PROVIDED TEXT ::
------------------------------------------------

In a pooled analysis of data from 15 studies (68,751 individuals) conducted in the United States, Europe, Asia and Australia, the estimated prevalence of BRVO was 2.8 per 1000 in White, 3.5 in Black, 5.0 in Asian, and 6.0 in Hispanic individuals [1]. Prevalences of CRVO were 0.88 per 1000 in White, 0.37 in Black, 0.74 in Asian, and 1.0 in Hispanic individuals.

Risk factors — The following are risk factors for RVO [3,7-13]:

Older age

Hypertension

Diabetes (associated with CRVO but not BRVO)

Cardiovascular disease

Smoking

Obesity

Hypercoagulable state, particularly factor V Leiden and activated protein C resistance

Hyperlipidemia

Glaucoma (particularly for CRVO)

Retinal arteriolar abnormalities

Thrombophilic risk factors may be more prevalent in younger patients, particularly those who are healthier and have not faced the age-related vasculopathies listed above [14].

PATHOPHYSIOLOGY — The pathophysiology of branch retinal vein occlusion (BRVO) and central retinal vein occlusion (CRVO) are different [15-19]. The pathophysiology of hemiretinal vein occlusion (HRVO) shares many features of CRVO.

------------------------------------------------

INPUT DATA ::
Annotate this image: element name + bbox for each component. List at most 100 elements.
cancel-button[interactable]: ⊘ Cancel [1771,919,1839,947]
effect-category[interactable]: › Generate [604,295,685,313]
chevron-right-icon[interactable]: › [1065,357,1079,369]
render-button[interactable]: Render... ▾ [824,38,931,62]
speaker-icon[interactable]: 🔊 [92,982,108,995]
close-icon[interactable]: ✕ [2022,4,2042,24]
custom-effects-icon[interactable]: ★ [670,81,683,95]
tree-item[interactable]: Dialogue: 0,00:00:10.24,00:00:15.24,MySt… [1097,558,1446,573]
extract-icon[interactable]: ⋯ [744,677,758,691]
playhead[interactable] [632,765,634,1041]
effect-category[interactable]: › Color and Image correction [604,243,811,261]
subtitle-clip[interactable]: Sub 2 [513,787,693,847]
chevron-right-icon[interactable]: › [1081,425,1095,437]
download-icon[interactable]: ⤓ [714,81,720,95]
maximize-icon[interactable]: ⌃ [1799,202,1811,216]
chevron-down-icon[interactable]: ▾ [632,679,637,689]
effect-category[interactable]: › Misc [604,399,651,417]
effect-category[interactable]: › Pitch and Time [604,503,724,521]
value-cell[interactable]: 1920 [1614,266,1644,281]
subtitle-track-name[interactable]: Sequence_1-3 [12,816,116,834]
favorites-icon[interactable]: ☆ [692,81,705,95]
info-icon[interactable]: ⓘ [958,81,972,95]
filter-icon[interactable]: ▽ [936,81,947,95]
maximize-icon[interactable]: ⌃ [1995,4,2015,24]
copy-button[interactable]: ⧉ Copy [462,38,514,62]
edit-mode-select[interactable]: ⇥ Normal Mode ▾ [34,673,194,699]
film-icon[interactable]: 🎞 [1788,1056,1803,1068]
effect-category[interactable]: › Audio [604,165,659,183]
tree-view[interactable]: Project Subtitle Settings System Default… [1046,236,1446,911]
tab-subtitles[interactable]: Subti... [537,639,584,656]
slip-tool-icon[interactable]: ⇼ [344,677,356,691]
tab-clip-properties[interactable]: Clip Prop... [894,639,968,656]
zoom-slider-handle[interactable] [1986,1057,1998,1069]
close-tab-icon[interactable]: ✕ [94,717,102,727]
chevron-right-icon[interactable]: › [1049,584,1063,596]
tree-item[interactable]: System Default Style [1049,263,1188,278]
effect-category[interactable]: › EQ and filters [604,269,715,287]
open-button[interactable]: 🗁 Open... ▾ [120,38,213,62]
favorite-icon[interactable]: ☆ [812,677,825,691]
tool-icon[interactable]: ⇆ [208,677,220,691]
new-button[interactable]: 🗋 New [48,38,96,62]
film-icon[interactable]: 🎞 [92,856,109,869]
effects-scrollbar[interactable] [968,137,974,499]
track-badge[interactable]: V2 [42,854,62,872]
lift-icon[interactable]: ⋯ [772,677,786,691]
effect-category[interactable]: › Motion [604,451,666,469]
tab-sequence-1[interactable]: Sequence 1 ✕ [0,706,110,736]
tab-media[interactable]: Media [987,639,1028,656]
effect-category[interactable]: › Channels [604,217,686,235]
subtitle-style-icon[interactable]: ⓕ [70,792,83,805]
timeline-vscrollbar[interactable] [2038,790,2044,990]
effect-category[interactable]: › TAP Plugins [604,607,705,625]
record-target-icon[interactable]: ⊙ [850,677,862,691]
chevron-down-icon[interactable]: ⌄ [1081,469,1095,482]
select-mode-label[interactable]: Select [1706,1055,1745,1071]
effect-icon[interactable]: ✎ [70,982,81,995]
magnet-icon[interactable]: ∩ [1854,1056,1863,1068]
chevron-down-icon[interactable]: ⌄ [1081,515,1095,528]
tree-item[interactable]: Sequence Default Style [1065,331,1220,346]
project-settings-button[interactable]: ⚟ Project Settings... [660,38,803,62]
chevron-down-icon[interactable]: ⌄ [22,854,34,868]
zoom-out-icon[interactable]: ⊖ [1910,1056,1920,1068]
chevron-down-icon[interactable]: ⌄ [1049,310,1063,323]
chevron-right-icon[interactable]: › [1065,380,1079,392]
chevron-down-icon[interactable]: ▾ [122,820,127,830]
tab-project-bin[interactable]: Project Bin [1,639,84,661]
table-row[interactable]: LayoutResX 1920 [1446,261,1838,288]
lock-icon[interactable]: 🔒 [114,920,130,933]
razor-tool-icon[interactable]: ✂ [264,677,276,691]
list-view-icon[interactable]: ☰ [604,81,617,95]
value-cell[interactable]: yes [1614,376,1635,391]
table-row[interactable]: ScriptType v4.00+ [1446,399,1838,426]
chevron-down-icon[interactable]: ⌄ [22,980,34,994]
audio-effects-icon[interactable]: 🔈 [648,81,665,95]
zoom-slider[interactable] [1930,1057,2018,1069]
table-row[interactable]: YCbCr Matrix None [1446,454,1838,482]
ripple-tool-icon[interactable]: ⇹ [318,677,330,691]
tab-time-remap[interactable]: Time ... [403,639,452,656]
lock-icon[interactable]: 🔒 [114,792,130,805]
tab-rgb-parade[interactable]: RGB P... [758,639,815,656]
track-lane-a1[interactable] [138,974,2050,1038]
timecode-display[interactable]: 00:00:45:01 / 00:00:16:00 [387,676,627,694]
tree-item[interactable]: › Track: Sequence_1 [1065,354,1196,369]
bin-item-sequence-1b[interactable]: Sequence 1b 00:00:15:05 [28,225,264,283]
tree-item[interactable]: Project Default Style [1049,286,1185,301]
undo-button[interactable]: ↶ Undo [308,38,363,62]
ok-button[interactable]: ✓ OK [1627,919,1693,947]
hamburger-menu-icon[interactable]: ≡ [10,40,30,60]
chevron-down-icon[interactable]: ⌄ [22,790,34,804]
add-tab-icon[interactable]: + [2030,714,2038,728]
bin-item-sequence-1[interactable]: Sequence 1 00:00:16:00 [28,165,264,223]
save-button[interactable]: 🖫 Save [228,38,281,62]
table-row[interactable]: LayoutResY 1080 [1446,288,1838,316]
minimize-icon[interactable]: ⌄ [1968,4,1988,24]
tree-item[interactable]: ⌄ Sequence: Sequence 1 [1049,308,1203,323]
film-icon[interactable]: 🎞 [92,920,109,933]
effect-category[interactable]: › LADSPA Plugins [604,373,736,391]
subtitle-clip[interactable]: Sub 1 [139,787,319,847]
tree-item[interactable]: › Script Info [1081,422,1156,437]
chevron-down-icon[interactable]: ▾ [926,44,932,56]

------------------------------------------------

STUDY QUESTIONS ::
A) In the text on retinal vein occlusion, which hypercoagulable conditions are singled out as risk factors?
B) Go on with the text on retinal vein occlusion from the point where it stops.

ANSWERS TO THIS EXERCISE ::
A) Factor V Leiden and activated protein C resistance.

B)
BRVO – BRVO is thought to be due to blockage of retinal veins at arteriovenous crossings [12,15]. It has been hypothesized that an inflexible, atherosclerotic arteriole deforms the relatively distensible veins (contained in an inelastic arteriovenous sheath), resulting in a venous occlusion. The increased incidence in the superotemporal quadrant is thought to be due to increased arteriovenous crossings in that quadrant. Several studies have suggested that the risk is greater among eyes where the retinal artery is anterior to the retinal vein [16-18].

CRVO – In CRVO, the pathophysiology is due to primary formation of a thrombus consisting of fibrin and platelets in the central retinal vein [19]. Obstructions located in the anterior lamina cribrosa or distally (toward the retina) are presumed to reduce the ability to form collateral flow from the retinal circulation to the peripapillary choroid. The resultant high-grade obstruction leads to poorer retinal capillary perfusion and ischemia. Eyes with greater ischemia have more profound visual impairment. Ischemic or nonischemic (perfused) CRVO are classified according to retinal angiography.

HRVO – The pathophysiology of HRVO is presumed to be similar to CRVO, but with greater potential for collateralization within the retinal circulation, a smaller area of affected retina, and a correspondingly lower potential for severe nonperfusion and ischemia.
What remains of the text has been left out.